Requirement =>
Copy out each line in the material below that has the word "style".

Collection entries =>
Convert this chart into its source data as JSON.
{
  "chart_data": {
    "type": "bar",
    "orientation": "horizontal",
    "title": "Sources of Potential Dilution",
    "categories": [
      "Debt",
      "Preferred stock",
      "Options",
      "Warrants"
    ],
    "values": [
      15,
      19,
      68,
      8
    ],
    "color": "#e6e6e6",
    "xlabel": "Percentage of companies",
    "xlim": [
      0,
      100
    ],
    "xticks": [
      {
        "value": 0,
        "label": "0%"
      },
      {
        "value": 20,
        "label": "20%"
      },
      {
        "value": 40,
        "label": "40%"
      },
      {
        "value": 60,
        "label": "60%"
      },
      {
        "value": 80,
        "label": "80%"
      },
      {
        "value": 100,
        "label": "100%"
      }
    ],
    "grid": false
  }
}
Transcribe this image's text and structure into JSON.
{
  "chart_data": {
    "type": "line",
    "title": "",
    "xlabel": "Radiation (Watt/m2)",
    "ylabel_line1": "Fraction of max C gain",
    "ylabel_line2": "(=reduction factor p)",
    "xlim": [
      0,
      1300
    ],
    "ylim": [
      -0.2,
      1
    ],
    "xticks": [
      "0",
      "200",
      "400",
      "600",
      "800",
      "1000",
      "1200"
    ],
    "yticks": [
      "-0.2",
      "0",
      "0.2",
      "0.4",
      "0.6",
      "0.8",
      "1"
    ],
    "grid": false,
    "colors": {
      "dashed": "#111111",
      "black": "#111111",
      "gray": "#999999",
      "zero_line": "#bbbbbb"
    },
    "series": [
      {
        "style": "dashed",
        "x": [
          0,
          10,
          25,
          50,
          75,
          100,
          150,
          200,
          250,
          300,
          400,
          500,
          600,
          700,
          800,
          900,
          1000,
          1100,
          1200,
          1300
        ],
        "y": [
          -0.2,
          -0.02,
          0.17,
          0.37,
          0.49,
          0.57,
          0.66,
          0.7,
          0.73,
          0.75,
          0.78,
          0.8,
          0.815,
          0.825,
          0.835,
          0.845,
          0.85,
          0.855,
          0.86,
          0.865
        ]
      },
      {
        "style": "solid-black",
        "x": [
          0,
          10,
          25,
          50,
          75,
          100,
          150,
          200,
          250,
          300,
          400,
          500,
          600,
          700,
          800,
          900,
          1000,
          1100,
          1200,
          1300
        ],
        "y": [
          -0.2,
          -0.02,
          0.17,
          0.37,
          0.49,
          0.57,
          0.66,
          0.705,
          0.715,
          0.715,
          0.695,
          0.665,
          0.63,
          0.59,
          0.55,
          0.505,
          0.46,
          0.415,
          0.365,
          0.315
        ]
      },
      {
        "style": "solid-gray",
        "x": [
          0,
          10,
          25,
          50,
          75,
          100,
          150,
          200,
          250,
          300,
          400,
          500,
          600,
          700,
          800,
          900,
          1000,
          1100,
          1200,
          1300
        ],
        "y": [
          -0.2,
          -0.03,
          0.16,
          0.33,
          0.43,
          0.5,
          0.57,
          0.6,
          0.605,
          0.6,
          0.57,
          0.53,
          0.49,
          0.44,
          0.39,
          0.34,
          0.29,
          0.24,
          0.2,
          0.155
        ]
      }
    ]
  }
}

Answer =>
        "style": "dashed",
        "style": "solid-black",
        "style": "solid-gray",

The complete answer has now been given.